──────── DATA ────────

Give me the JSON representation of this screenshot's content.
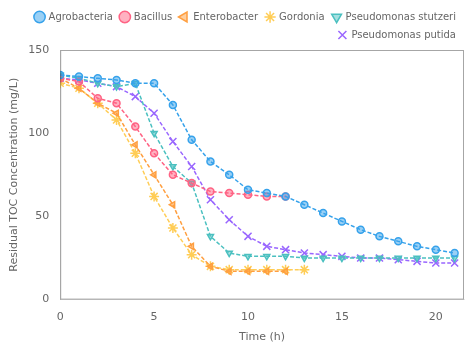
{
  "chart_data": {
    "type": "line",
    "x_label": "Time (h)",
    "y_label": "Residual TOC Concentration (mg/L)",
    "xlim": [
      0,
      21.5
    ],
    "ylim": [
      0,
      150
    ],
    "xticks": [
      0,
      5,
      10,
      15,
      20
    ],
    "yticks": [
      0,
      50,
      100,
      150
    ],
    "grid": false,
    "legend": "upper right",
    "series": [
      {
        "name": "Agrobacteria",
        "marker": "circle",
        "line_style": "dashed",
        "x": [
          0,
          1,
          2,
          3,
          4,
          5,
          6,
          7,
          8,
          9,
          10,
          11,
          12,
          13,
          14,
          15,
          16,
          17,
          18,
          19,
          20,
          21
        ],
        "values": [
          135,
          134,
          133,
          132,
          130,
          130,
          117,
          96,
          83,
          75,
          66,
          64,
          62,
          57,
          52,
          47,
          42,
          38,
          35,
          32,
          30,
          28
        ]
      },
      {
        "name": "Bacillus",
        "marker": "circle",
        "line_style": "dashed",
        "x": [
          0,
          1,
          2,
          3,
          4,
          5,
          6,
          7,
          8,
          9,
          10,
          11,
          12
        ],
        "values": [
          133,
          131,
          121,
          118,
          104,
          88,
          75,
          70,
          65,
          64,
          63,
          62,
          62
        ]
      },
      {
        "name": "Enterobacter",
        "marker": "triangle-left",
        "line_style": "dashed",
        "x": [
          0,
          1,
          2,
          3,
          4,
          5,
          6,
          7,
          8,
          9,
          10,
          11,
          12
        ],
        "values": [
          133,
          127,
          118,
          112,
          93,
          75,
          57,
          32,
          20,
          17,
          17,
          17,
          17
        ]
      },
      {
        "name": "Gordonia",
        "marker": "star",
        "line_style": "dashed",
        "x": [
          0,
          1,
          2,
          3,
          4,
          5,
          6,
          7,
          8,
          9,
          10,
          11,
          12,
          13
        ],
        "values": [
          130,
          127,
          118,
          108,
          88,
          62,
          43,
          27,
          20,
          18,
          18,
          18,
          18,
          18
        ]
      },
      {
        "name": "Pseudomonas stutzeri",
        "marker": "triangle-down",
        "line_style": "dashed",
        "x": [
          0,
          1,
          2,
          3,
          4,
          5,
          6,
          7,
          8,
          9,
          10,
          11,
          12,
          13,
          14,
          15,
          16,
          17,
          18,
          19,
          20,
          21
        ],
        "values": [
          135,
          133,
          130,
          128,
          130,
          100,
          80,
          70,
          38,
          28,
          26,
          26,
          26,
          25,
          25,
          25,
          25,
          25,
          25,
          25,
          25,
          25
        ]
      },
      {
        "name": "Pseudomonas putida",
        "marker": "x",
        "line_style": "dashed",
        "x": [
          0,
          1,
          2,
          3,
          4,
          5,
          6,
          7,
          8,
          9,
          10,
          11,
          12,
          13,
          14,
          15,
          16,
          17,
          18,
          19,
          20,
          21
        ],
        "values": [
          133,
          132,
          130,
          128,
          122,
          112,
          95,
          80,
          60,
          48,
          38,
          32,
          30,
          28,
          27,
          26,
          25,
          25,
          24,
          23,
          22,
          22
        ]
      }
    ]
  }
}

────────
──────── DATA ────────

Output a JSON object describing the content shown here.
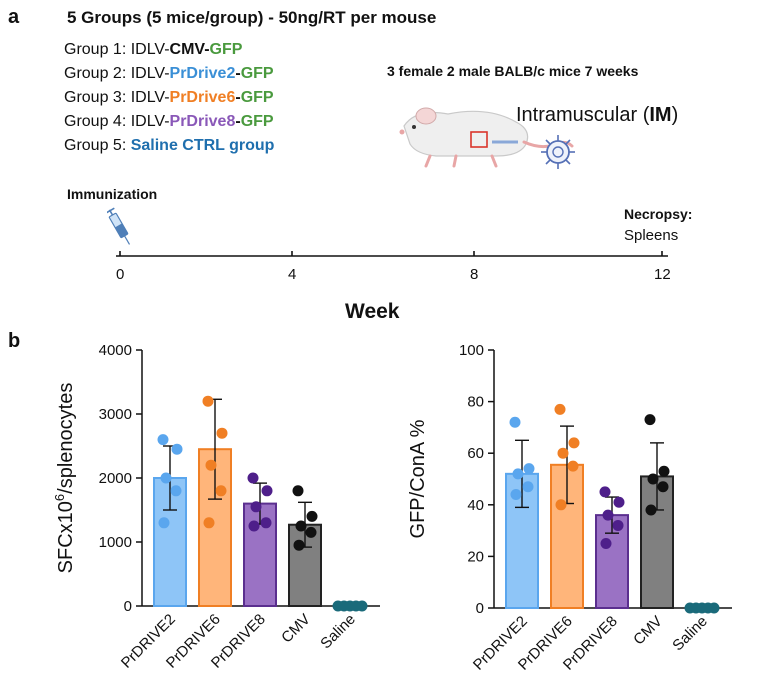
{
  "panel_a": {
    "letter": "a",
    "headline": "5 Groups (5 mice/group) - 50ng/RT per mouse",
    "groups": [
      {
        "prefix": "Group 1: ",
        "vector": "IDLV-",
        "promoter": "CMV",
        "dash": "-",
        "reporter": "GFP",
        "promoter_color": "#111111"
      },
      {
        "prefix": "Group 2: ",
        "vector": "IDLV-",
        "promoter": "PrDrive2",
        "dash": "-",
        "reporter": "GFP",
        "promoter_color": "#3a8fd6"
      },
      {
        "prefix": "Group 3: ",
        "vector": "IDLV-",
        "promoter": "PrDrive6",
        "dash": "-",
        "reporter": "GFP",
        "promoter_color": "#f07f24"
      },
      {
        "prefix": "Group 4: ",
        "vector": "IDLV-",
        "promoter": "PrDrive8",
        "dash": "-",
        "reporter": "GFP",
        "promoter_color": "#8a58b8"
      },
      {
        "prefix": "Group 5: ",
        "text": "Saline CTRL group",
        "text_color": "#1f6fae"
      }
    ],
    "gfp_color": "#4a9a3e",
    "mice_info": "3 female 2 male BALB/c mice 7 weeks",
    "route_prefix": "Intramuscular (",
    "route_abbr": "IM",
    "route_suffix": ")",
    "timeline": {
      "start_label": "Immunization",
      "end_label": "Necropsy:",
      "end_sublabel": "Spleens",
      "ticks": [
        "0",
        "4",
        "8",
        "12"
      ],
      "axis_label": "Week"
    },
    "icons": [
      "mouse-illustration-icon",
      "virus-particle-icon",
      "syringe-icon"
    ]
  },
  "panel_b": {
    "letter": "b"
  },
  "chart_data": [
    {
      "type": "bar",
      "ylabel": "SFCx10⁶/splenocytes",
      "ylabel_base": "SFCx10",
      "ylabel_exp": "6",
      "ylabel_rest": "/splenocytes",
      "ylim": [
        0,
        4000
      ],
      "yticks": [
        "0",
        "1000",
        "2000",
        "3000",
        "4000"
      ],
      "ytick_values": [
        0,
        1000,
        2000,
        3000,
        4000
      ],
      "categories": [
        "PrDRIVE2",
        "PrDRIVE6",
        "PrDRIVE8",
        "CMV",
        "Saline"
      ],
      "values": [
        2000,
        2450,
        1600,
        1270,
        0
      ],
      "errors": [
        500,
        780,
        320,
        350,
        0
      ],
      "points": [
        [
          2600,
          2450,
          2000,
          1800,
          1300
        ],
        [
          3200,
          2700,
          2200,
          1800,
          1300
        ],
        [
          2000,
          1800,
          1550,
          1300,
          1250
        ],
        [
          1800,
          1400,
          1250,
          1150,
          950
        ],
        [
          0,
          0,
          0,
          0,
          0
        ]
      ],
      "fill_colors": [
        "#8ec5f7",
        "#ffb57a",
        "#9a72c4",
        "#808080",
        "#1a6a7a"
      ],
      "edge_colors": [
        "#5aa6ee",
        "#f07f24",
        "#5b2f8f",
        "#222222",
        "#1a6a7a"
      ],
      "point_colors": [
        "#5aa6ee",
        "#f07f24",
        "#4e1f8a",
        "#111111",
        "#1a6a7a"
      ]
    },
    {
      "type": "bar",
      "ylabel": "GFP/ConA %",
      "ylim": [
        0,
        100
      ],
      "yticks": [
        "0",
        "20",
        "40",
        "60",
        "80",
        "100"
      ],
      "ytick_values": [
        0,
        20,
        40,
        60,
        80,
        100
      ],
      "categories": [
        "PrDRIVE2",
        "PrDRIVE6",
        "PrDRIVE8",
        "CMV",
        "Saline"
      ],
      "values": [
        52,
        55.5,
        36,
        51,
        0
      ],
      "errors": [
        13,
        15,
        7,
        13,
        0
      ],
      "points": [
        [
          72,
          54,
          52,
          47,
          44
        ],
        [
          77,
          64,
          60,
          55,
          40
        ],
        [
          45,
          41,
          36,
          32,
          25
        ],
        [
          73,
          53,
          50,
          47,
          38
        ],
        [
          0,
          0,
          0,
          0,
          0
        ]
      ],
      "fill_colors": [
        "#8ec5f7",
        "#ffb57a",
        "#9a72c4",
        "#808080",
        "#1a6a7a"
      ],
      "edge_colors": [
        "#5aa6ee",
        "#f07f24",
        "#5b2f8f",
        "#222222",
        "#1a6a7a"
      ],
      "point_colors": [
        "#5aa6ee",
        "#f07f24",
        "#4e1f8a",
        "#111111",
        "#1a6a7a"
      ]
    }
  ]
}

────────
──────── DATA ────────

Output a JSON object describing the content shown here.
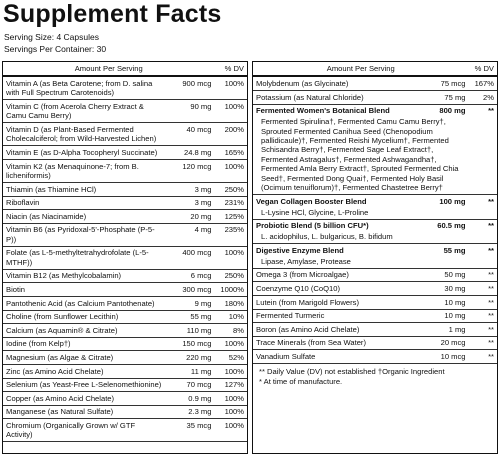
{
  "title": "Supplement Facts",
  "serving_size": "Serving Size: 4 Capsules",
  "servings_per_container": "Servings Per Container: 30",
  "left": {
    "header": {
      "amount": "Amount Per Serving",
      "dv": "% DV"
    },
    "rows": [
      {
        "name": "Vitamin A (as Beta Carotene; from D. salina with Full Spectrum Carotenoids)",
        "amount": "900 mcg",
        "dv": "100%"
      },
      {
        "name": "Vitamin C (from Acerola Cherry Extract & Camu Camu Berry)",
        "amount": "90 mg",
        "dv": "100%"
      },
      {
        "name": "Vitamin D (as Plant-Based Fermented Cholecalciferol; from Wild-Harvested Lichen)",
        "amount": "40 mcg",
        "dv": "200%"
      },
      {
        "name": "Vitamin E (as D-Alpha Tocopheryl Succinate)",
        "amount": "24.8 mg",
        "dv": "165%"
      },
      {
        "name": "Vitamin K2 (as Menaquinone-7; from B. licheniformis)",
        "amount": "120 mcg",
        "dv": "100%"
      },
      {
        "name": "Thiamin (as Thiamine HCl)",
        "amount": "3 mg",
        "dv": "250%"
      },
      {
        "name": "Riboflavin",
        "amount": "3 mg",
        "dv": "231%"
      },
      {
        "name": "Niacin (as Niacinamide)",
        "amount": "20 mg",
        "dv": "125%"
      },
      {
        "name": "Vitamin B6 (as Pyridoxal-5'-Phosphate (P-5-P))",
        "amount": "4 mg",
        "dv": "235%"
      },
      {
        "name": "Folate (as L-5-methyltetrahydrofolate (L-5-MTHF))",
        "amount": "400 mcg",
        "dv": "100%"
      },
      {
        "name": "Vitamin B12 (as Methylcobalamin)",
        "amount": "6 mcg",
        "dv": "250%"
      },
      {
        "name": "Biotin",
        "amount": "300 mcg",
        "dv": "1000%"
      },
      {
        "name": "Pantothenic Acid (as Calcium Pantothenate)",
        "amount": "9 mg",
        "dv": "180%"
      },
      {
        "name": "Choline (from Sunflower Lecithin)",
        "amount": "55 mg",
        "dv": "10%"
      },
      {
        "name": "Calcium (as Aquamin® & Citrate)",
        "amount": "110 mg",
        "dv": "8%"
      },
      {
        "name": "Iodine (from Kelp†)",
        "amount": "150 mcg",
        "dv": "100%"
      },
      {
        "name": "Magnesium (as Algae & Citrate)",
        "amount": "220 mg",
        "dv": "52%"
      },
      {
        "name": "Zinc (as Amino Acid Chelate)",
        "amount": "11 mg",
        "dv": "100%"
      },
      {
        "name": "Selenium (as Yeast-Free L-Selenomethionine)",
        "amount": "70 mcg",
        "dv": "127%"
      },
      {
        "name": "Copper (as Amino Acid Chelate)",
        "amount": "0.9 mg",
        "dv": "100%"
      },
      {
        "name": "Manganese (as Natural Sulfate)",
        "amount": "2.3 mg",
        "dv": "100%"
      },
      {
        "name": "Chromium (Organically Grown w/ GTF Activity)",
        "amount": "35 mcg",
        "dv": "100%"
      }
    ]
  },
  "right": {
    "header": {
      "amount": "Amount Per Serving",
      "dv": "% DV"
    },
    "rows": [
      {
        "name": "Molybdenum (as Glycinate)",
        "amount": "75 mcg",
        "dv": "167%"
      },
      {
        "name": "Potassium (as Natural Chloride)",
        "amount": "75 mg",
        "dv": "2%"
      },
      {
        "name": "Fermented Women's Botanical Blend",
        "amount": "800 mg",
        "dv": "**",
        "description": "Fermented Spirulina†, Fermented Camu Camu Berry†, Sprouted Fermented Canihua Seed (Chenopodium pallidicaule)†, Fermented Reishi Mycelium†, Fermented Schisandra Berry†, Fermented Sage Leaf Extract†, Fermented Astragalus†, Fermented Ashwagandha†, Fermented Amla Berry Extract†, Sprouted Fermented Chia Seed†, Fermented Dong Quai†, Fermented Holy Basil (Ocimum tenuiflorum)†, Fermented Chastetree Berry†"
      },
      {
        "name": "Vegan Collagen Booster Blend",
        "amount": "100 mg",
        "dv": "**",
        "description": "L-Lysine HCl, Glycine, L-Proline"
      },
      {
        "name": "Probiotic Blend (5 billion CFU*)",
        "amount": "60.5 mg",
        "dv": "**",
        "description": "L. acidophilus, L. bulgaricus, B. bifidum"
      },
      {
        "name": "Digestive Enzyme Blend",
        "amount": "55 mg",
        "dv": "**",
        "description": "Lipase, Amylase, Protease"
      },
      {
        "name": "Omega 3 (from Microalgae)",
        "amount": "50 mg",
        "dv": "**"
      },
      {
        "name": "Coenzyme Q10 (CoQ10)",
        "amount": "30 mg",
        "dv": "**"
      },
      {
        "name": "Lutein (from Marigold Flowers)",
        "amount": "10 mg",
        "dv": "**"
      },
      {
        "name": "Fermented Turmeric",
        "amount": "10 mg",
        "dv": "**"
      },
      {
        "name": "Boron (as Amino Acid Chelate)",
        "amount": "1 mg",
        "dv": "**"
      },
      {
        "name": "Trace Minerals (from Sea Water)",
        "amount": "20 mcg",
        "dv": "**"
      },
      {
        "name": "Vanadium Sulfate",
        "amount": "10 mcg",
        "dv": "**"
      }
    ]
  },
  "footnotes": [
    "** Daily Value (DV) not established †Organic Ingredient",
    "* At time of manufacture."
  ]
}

────────

If a line of the records above holds the word "mouse", show it.

◆ **EXERCISE RESULT**:
    "headline": "5 Groups (5 mice/group) - 50ng/RT per mouse",
      "mouse-illustration-icon",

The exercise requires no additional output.